TASK DETAILS: Write out all of the entries exactly as given.

Excerpt from a dataset
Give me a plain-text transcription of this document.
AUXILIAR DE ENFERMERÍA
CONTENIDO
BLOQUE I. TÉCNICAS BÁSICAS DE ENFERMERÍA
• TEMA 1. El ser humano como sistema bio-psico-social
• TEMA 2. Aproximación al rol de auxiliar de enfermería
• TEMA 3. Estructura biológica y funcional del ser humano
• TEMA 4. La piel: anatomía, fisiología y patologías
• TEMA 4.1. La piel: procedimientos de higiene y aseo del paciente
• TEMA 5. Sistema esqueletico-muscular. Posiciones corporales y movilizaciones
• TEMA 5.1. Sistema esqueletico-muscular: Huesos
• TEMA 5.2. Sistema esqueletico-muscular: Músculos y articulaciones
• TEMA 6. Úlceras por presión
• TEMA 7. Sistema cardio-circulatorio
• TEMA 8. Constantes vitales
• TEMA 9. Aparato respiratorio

TASK RESULT:
Give me a plain-text transcription of this document.
AUXILIAR DE ENFERMERÍA
CONTENIDO
BLOQUE I. TÉCNICAS BÁSICAS DE ENFERMERÍA
• TEMA 1. El ser humano como sistema bio-psico-social
• TEMA 2. Aproximación al rol de auxiliar de enfermería
• TEMA 3. Estructura biológica y funcional del ser humano
• TEMA 4. La piel: anatomía, fisiología y patologías
• TEMA 4.1. La piel: procedimientos de higiene y aseo del paciente
• TEMA 5. Sistema esqueletico-muscular. Posiciones corporales y movilizaciones
• TEMA 5.1. Sistema esqueletico-muscular: Huesos
• TEMA 5.2. Sistema esqueletico-muscular: Músculos y articulaciones
• TEMA 6. Úlceras por presión
• TEMA 7. Sistema cardio-circulatorio
• TEMA 8. Constantes vitales
• TEMA 9. Aparato respiratorio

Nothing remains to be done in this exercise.